REQUIRED TASK -
Return every line of the records below verbatim, with no pictures in the copy.

AVAILABLE DATA -
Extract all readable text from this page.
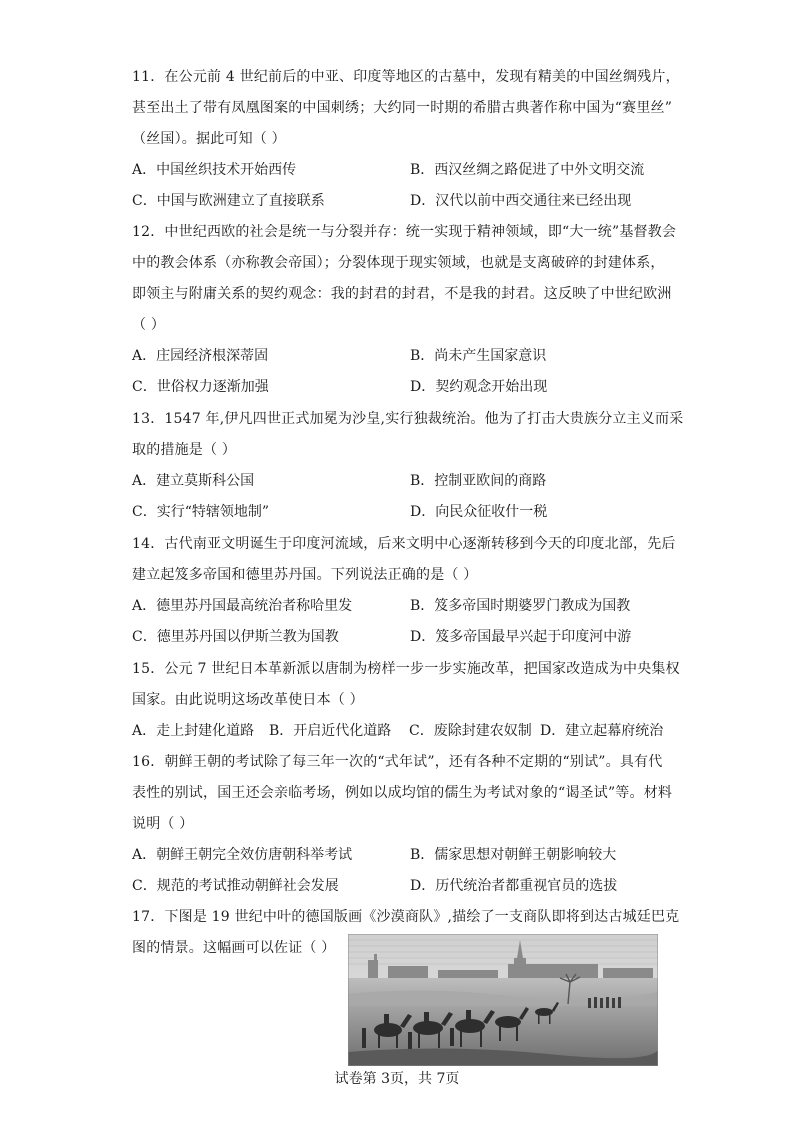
11．在公元前 4 世纪前后的中亚、印度等地区的古墓中，发现有精美的中国丝绸残片，
甚至出土了带有凤凰图案的中国刺绣；大约同一时期的希腊古典著作称中国为“赛里丝”
（丝国）。据此可知（ ）
A．中国丝织技术开始西传	B．西汉丝绸之路促进了中外文明交流
C．中国与欧洲建立了直接联系	D．汉代以前中西交通往来已经出现
12．中世纪西欧的社会是统一与分裂并存：统一实现于精神领域，即“大一统”基督教会
中的教会体系（亦称教会帝国）；分裂体现于现实领域，也就是支离破碎的封建体系，
即领主与附庸关系的契约观念：我的封君的封君，不是我的封君。这反映了中世纪欧洲
（ ）
A．庄园经济根深蒂固	B．尚未产生国家意识
C．世俗权力逐渐加强	D．契约观念开始出现
13．1547 年,伊凡四世正式加冕为沙皇,实行独裁统治。他为了打击大贵族分立主义而采
取的措施是（ ）
A．建立莫斯科公国	B．控制亚欧间的商路
C．实行“特辖领地制”	D．向民众征收什一税
14．古代南亚文明诞生于印度河流域，后来文明中心逐渐转移到今天的印度北部，先后
建立起笈多帝国和德里苏丹国。下列说法正确的是（ ）
A．德里苏丹国最高统治者称哈里发	B．笈多帝国时期婆罗门教成为国教
C．德里苏丹国以伊斯兰教为国教	D．笈多帝国最早兴起于印度河中游
15．公元 7 世纪日本革新派以唐制为榜样一步一步实施改革，把国家改造成为中央集权
国家。由此说明这场改革使日本（ ）
A．走上封建化道路 B．开启近代化道路 C．废除封建农奴制 D．建立起幕府统治
16．朝鲜王朝的考试除了每三年一次的“式年试”，还有各种不定期的“别试”。具有代
表性的别试，国王还会亲临考场，例如以成均馆的儒生为考试对象的“谒圣试”等。材料
说明（ ）
A．朝鲜王朝完全效仿唐朝科举考试	B．儒家思想对朝鲜王朝影响较大
C．规范的考试推动朝鲜社会发展	D．历代统治者都重视官员的选拔
17．下图是 19 世纪中叶的德国版画《沙漠商队》,描绘了一支商队即将到达古城廷巴克
图的情景。这幅画可以佐证（ ）
试卷第 3页，共 7页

THE ANSWER -
Extract all readable text from this page.
11．在公元前 4 世纪前后的中亚、印度等地区的古墓中，发现有精美的中国丝绸残片，
甚至出土了带有凤凰图案的中国刺绣；大约同一时期的希腊古典著作称中国为“赛里丝”
（丝国）。据此可知（ ）
A．中国丝织技术开始西传	B．西汉丝绸之路促进了中外文明交流
C．中国与欧洲建立了直接联系	D．汉代以前中西交通往来已经出现
12．中世纪西欧的社会是统一与分裂并存：统一实现于精神领域，即“大一统”基督教会
中的教会体系（亦称教会帝国）；分裂体现于现实领域，也就是支离破碎的封建体系，
即领主与附庸关系的契约观念：我的封君的封君，不是我的封君。这反映了中世纪欧洲
（ ）
A．庄园经济根深蒂固	B．尚未产生国家意识
C．世俗权力逐渐加强	D．契约观念开始出现
13．1547 年,伊凡四世正式加冕为沙皇,实行独裁统治。他为了打击大贵族分立主义而采
取的措施是（ ）
A．建立莫斯科公国	B．控制亚欧间的商路
C．实行“特辖领地制”	D．向民众征收什一税
14．古代南亚文明诞生于印度河流域，后来文明中心逐渐转移到今天的印度北部，先后
建立起笈多帝国和德里苏丹国。下列说法正确的是（ ）
A．德里苏丹国最高统治者称哈里发	B．笈多帝国时期婆罗门教成为国教
C．德里苏丹国以伊斯兰教为国教	D．笈多帝国最早兴起于印度河中游
15．公元 7 世纪日本革新派以唐制为榜样一步一步实施改革，把国家改造成为中央集权
国家。由此说明这场改革使日本（ ）
A．走上封建化道路 B．开启近代化道路 C．废除封建农奴制 D．建立起幕府统治
16．朝鲜王朝的考试除了每三年一次的“式年试”，还有各种不定期的“别试”。具有代
表性的别试，国王还会亲临考场，例如以成均馆的儒生为考试对象的“谒圣试”等。材料
说明（ ）
A．朝鲜王朝完全效仿唐朝科举考试	B．儒家思想对朝鲜王朝影响较大
C．规范的考试推动朝鲜社会发展	D．历代统治者都重视官员的选拔
17．下图是 19 世纪中叶的德国版画《沙漠商队》,描绘了一支商队即将到达古城廷巴克
图的情景。这幅画可以佐证（ ）
试卷第 3页，共 7页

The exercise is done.